#### MATERIAL SHOWN ####

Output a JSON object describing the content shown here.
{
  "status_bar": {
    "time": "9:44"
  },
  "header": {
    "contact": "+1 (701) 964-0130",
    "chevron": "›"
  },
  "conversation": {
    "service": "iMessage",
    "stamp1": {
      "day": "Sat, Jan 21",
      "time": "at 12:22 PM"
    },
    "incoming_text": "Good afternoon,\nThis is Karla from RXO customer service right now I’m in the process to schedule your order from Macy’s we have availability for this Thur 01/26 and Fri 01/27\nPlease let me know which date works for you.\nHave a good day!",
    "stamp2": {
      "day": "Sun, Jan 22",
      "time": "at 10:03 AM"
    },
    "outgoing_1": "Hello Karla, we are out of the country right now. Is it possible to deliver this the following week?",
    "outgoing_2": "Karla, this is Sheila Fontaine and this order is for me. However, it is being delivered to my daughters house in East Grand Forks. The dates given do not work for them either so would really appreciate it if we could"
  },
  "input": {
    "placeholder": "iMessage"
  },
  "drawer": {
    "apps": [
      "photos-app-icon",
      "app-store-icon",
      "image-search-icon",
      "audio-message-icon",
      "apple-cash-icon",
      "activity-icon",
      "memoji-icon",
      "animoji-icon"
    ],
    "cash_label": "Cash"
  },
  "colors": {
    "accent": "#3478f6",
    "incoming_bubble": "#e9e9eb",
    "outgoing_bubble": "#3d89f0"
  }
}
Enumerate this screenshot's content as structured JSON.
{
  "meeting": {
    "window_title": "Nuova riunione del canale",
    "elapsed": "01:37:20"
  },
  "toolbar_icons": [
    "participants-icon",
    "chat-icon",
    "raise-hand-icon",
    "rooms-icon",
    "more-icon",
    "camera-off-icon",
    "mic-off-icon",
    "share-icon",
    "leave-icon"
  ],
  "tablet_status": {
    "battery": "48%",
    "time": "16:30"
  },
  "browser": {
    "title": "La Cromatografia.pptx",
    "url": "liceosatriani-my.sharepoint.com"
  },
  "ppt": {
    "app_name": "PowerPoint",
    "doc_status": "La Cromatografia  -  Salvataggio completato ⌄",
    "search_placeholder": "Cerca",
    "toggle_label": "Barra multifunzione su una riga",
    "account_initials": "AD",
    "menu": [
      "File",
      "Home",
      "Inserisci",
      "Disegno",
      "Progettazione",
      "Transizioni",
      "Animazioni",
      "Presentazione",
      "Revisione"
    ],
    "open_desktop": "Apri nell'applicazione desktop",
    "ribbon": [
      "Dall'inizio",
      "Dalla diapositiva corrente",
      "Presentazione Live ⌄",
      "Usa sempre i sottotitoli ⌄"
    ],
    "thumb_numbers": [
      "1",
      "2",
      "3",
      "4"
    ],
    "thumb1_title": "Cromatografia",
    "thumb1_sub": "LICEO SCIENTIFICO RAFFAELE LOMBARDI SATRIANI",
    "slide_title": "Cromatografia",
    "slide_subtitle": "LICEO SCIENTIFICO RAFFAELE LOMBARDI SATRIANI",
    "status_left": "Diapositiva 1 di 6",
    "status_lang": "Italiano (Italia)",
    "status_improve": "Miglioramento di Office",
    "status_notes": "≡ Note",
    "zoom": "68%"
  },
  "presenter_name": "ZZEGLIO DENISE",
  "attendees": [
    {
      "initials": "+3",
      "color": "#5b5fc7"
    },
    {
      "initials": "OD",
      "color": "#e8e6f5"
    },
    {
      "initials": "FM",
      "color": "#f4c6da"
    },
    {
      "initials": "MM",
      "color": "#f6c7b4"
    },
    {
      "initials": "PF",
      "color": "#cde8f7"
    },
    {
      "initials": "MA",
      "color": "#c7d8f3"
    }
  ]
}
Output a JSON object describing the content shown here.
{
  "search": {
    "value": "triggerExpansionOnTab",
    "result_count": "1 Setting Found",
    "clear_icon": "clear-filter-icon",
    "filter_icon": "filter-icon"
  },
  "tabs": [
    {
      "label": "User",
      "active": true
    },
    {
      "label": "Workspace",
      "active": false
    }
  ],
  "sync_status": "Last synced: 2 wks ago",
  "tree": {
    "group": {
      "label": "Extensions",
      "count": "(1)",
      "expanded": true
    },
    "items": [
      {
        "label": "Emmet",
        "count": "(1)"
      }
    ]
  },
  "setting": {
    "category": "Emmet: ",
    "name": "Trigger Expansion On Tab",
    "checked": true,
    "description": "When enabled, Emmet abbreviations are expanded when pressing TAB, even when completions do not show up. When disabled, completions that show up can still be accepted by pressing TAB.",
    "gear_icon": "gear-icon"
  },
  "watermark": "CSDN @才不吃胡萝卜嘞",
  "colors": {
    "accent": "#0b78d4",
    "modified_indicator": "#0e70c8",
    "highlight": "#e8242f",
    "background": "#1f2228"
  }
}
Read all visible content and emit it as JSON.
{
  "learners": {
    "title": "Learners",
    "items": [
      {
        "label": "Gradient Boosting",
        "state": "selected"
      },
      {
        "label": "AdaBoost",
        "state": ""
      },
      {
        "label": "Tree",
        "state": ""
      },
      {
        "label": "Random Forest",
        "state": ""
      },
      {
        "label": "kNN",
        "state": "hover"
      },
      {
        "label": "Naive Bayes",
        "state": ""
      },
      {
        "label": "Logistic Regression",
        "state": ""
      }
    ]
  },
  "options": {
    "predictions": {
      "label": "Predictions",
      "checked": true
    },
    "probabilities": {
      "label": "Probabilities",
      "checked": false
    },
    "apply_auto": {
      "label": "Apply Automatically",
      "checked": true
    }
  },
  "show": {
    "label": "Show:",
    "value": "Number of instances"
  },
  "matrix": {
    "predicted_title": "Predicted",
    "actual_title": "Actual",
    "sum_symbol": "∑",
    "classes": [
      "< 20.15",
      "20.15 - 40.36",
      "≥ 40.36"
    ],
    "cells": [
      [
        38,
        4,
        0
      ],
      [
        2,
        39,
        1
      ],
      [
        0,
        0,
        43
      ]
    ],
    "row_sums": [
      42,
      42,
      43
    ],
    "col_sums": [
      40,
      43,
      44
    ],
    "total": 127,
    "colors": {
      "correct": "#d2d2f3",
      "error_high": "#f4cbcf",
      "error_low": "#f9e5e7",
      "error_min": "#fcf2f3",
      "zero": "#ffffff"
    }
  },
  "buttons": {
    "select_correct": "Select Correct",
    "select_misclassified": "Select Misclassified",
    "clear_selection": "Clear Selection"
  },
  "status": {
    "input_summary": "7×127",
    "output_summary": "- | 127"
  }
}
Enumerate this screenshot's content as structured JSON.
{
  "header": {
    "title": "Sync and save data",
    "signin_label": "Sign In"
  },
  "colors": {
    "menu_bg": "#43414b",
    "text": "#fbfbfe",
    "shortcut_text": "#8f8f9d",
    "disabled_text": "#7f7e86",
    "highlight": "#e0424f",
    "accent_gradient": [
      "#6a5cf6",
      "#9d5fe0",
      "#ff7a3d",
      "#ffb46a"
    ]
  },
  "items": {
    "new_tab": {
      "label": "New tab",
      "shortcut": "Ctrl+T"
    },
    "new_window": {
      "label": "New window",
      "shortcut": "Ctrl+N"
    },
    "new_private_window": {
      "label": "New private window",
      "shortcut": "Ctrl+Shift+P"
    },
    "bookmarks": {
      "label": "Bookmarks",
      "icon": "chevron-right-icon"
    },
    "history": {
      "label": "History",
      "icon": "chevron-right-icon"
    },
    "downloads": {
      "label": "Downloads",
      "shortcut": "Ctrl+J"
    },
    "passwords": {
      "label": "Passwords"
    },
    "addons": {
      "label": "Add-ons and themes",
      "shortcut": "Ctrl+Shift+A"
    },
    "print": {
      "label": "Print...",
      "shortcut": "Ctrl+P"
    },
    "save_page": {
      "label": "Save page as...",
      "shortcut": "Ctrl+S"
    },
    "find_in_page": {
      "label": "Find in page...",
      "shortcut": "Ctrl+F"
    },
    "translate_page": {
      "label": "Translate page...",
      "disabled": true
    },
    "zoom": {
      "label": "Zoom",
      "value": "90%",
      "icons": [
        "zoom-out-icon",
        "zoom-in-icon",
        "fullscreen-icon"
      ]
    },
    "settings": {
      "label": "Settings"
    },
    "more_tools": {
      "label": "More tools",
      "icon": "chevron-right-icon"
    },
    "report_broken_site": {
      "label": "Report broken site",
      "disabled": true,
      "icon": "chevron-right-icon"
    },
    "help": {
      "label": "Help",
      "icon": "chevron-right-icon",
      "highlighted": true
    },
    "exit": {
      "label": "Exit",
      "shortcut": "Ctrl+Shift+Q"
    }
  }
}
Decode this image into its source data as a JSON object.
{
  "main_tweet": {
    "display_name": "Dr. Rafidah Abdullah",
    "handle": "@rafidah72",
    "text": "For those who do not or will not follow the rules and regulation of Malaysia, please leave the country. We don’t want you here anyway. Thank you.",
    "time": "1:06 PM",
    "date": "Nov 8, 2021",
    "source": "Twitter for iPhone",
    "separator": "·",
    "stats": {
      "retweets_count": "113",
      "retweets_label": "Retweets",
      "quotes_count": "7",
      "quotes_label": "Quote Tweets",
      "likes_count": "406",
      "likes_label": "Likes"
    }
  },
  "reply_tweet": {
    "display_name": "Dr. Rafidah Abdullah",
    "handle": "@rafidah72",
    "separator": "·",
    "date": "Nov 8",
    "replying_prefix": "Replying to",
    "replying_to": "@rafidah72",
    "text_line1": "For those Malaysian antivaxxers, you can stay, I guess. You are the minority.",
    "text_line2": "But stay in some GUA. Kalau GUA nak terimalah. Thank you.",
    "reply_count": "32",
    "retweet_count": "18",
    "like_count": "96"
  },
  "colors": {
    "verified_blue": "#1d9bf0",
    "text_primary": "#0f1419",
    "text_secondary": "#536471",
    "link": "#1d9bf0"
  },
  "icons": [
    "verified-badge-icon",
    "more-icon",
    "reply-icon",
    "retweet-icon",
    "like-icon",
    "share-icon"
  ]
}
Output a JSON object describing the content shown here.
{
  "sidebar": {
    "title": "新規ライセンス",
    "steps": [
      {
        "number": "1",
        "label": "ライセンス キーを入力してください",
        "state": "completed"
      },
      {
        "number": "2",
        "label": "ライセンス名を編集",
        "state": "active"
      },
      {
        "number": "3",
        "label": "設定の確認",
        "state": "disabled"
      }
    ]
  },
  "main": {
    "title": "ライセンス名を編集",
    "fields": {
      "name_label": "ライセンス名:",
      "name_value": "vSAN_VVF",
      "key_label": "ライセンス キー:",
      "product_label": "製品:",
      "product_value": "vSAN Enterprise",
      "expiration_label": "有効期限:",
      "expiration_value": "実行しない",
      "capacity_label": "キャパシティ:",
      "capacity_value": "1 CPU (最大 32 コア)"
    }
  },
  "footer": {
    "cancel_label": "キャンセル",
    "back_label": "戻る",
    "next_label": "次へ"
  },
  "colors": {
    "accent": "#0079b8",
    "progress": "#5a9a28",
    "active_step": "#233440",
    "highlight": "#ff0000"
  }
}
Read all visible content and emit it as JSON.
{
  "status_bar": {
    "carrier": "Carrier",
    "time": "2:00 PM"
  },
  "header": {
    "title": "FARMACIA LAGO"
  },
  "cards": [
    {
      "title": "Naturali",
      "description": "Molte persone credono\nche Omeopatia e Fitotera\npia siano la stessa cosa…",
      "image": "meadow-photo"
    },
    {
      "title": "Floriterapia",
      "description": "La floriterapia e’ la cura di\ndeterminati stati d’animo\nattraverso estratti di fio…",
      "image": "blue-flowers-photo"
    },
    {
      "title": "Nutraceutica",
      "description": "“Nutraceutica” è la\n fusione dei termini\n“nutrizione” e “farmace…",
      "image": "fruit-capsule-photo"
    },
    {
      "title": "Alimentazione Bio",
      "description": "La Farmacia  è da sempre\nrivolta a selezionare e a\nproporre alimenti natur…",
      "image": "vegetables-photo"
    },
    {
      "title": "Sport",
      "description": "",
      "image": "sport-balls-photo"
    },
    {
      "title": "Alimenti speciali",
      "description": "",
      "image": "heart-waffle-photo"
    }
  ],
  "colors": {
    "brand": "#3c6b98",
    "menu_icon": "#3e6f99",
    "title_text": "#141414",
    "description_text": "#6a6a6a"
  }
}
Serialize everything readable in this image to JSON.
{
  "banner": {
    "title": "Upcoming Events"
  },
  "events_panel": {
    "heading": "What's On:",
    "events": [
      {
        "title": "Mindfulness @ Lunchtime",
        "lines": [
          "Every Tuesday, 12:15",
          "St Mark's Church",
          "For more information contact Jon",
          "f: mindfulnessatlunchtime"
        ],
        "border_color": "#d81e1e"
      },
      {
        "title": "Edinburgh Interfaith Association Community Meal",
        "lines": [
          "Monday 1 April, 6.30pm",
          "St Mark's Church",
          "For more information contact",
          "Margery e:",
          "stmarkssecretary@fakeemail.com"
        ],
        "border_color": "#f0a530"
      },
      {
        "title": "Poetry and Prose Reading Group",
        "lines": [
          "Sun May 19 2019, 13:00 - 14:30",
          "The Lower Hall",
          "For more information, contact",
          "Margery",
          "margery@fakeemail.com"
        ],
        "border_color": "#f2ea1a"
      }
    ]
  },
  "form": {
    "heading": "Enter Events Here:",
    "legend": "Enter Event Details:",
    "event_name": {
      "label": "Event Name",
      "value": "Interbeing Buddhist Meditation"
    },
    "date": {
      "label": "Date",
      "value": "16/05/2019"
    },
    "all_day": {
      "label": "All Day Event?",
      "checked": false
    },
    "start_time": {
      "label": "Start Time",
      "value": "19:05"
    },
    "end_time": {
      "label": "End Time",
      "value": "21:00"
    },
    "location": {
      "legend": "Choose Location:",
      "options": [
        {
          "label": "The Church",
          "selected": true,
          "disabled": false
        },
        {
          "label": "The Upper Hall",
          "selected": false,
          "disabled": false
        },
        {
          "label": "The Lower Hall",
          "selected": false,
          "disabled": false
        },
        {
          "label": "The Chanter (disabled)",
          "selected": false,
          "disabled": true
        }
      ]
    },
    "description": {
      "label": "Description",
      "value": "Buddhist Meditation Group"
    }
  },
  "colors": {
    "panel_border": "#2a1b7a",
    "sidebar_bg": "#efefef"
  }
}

####

WRITTEN PROBLEM ▸ From the entries above, return each line with the word "Presentazione" in it.

TASK RESULT ▸
      "Presentazione",
      "Presentazione Live ⌄",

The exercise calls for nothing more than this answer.